__TO DO__
Write out every record below exactly as it appears.

__EXERCISE INPUTS__
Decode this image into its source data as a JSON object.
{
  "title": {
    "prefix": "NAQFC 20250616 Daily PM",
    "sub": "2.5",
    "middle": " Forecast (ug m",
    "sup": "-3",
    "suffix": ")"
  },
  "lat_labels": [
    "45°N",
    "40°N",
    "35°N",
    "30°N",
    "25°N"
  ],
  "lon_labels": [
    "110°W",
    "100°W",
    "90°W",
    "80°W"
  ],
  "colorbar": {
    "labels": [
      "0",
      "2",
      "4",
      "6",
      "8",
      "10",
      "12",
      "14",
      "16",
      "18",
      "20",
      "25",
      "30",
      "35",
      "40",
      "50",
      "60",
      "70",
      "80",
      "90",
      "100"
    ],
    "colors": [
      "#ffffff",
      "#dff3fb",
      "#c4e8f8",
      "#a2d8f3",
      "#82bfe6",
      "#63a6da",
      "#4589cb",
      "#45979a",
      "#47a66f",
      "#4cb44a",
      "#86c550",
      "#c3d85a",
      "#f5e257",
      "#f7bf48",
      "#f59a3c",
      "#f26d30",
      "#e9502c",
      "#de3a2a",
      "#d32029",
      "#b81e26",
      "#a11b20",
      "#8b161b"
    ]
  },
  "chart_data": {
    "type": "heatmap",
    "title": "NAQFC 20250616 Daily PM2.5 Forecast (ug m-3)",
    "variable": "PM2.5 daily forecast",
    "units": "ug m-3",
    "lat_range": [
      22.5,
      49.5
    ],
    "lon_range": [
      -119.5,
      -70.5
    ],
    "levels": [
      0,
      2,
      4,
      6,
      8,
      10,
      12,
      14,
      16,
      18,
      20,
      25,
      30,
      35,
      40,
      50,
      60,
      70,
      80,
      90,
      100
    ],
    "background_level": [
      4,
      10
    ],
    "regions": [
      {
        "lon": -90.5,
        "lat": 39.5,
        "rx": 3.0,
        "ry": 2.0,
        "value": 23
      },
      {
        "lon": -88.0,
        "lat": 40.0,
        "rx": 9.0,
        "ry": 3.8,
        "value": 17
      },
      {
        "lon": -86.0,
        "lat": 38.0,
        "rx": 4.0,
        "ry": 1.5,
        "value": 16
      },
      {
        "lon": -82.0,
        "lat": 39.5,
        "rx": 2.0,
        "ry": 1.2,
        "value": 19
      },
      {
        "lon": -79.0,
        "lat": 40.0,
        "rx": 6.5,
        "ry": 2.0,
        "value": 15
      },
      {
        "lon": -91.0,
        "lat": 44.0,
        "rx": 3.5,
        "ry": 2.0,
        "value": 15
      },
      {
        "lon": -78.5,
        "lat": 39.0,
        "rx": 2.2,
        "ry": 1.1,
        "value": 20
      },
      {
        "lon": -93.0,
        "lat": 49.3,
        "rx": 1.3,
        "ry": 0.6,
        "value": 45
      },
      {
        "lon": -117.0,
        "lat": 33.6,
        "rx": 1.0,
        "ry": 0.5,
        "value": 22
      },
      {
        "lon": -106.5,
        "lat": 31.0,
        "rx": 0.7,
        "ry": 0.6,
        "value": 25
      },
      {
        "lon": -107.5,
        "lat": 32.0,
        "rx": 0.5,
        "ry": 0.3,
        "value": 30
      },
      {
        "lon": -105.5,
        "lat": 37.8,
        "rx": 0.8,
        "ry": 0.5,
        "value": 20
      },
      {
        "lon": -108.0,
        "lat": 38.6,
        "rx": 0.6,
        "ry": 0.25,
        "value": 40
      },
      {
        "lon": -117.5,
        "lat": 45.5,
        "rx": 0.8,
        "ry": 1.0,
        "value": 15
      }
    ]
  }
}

__CORRECT OUTPUT__
Decode this image into its source data as a JSON object.
{
  "title": {
    "prefix": "NAQFC 20250616 Daily PM",
    "sub": "2.5",
    "middle": " Forecast (ug m",
    "sup": "-3",
    "suffix": ")"
  },
  "lat_labels": [
    "45°N",
    "40°N",
    "35°N",
    "30°N",
    "25°N"
  ],
  "lon_labels": [
    "110°W",
    "100°W",
    "90°W",
    "80°W"
  ],
  "colorbar": {
    "labels": [
      "0",
      "2",
      "4",
      "6",
      "8",
      "10",
      "12",
      "14",
      "16",
      "18",
      "20",
      "25",
      "30",
      "35",
      "40",
      "50",
      "60",
      "70",
      "80",
      "90",
      "100"
    ],
    "colors": [
      "#ffffff",
      "#dff3fb",
      "#c4e8f8",
      "#a2d8f3",
      "#82bfe6",
      "#63a6da",
      "#4589cb",
      "#45979a",
      "#47a66f",
      "#4cb44a",
      "#86c550",
      "#c3d85a",
      "#f5e257",
      "#f7bf48",
      "#f59a3c",
      "#f26d30",
      "#e9502c",
      "#de3a2a",
      "#d32029",
      "#b81e26",
      "#a11b20",
      "#8b161b"
    ]
  },
  "chart_data": {
    "type": "heatmap",
    "title": "NAQFC 20250616 Daily PM2.5 Forecast (ug m-3)",
    "variable": "PM2.5 daily forecast",
    "units": "ug m-3",
    "lat_range": [
      22.5,
      49.5
    ],
    "lon_range": [
      -119.5,
      -70.5
    ],
    "levels": [
      0,
      2,
      4,
      6,
      8,
      10,
      12,
      14,
      16,
      18,
      20,
      25,
      30,
      35,
      40,
      50,
      60,
      70,
      80,
      90,
      100
    ],
    "background_level": [
      4,
      10
    ],
    "regions": [
      {
        "lon": -90.5,
        "lat": 39.5,
        "rx": 3.0,
        "ry": 2.0,
        "value": 23
      },
      {
        "lon": -88.0,
        "lat": 40.0,
        "rx": 9.0,
        "ry": 3.8,
        "value": 17
      },
      {
        "lon": -86.0,
        "lat": 38.0,
        "rx": 4.0,
        "ry": 1.5,
        "value": 16
      },
      {
        "lon": -82.0,
        "lat": 39.5,
        "rx": 2.0,
        "ry": 1.2,
        "value": 19
      },
      {
        "lon": -79.0,
        "lat": 40.0,
        "rx": 6.5,
        "ry": 2.0,
        "value": 15
      },
      {
        "lon": -91.0,
        "lat": 44.0,
        "rx": 3.5,
        "ry": 2.0,
        "value": 15
      },
      {
        "lon": -78.5,
        "lat": 39.0,
        "rx": 2.2,
        "ry": 1.1,
        "value": 20
      },
      {
        "lon": -93.0,
        "lat": 49.3,
        "rx": 1.3,
        "ry": 0.6,
        "value": 45
      },
      {
        "lon": -117.0,
        "lat": 33.6,
        "rx": 1.0,
        "ry": 0.5,
        "value": 22
      },
      {
        "lon": -106.5,
        "lat": 31.0,
        "rx": 0.7,
        "ry": 0.6,
        "value": 25
      },
      {
        "lon": -107.5,
        "lat": 32.0,
        "rx": 0.5,
        "ry": 0.3,
        "value": 30
      },
      {
        "lon": -105.5,
        "lat": 37.8,
        "rx": 0.8,
        "ry": 0.5,
        "value": 20
      },
      {
        "lon": -108.0,
        "lat": 38.6,
        "rx": 0.6,
        "ry": 0.25,
        "value": 40
      },
      {
        "lon": -117.5,
        "lat": 45.5,
        "rx": 0.8,
        "ry": 1.0,
        "value": 15
      }
    ]
  }
}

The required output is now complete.